Recast the data as a Markdown table with two columns, Row and Text, starting at the beginning of the data and ending at the line containing "text-line: Rureke Tarksheel<br>". Number each row and omit blank lines.
##### GIVEN DATA #####
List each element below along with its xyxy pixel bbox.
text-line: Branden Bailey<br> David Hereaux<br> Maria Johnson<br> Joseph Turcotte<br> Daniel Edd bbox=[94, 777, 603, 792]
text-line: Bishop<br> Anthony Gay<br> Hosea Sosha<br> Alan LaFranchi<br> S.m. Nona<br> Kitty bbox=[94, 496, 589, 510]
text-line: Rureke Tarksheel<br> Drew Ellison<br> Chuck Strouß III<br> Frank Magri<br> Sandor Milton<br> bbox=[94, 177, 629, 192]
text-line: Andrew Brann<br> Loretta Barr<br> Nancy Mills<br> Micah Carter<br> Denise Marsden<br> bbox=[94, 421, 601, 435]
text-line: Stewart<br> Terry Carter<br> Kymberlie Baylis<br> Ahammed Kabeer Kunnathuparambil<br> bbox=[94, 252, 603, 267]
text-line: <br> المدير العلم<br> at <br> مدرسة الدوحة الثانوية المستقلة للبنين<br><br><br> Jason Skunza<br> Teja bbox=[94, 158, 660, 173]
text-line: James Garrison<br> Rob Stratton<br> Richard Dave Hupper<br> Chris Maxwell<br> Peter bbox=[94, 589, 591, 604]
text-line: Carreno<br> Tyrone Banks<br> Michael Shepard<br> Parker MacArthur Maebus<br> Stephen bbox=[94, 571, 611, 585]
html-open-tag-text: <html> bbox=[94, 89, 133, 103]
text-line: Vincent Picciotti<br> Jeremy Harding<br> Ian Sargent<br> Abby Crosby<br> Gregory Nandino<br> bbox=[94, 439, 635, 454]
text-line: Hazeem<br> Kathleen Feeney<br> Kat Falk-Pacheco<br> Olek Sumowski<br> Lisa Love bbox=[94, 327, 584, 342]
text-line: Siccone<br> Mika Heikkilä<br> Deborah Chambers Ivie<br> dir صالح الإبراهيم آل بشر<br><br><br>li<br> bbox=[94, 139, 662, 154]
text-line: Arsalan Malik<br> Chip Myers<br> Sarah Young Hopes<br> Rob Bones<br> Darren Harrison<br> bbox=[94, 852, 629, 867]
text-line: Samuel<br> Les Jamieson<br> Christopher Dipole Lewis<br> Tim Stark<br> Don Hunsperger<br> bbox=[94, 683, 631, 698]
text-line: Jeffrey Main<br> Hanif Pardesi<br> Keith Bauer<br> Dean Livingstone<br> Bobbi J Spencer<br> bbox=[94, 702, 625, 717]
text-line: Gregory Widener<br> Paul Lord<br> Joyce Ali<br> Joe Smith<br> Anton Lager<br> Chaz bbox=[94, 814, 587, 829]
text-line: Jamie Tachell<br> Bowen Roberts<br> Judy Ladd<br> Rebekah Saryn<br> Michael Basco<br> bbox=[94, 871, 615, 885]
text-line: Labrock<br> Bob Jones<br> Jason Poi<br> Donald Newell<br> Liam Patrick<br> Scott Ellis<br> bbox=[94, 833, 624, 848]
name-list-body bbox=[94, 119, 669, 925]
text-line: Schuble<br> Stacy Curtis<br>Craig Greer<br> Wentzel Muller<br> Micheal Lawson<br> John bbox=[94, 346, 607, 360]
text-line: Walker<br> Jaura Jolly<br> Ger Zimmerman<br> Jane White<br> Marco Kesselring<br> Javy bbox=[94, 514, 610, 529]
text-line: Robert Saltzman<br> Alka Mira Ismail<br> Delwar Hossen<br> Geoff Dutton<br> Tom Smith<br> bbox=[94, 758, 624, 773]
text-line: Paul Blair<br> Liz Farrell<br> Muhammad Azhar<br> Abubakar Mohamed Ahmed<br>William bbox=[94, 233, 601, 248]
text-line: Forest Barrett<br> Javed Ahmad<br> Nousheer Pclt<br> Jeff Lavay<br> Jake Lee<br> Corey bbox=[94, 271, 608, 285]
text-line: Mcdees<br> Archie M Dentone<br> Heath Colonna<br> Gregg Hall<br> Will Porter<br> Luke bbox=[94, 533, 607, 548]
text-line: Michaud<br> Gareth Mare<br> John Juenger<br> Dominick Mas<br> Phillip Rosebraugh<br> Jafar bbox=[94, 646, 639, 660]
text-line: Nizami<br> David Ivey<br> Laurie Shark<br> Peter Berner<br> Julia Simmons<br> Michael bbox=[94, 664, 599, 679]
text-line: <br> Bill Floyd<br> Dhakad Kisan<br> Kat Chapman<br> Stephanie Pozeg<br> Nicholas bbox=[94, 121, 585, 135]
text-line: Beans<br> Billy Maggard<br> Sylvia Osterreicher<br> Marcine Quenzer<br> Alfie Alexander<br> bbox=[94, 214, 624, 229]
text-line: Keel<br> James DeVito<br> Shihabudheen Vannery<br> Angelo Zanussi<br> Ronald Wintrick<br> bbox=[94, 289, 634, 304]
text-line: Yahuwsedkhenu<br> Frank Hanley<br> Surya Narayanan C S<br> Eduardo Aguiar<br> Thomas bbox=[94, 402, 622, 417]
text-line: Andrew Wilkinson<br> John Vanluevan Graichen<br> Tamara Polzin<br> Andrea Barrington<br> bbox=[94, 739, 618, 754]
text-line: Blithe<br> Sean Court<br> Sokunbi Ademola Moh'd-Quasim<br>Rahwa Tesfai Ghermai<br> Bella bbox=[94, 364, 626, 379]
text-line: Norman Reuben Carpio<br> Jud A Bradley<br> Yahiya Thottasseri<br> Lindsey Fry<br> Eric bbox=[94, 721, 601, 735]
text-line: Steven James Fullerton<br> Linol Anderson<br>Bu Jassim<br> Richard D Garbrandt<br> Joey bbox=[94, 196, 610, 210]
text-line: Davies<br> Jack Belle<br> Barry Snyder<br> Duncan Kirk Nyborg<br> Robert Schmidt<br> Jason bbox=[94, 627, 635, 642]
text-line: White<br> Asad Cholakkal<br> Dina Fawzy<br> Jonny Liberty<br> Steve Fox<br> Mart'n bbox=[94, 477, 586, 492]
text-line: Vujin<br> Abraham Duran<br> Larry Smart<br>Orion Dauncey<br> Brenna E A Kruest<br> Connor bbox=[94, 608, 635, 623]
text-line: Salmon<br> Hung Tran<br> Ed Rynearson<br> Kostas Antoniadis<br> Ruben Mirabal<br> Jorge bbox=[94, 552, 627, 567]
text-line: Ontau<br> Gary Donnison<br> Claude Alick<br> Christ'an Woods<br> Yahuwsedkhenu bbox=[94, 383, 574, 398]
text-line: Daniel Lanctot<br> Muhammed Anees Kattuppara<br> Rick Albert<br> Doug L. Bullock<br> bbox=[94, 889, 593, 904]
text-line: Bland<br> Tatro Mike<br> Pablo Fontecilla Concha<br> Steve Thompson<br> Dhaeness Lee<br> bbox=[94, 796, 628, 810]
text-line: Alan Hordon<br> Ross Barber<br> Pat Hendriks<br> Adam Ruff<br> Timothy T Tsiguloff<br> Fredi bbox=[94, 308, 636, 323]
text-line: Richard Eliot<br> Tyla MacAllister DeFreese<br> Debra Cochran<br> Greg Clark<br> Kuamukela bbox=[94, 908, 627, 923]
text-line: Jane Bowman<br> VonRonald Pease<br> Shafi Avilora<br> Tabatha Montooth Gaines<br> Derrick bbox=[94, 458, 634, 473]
#####
_EXERCISE OUTPUT_
| Row | Text |
|---|---|
| 1 | List each element below along with its xyxy pixel bbox. |
| 2 | text-line: Branden Bailey<br> David Hereaux<br> Maria Johnson<br> Joseph Turcotte<br> Daniel Edd bbox=[94, 777, 603, 792] |
| 3 | text-line: Bishop<br> Anthony Gay<br> Hosea Sosha<br> Alan LaFranchi<br> S.m. Nona<br> Kitty bbox=[94, 496, 589, 510] |
| 4 | text-line: Rureke Tarksheel<br> Drew Ellison<br> Chuck Strouß III<br> Frank Magri<br> Sandor Milton<br> bbox=[94, 177, 629, 192] |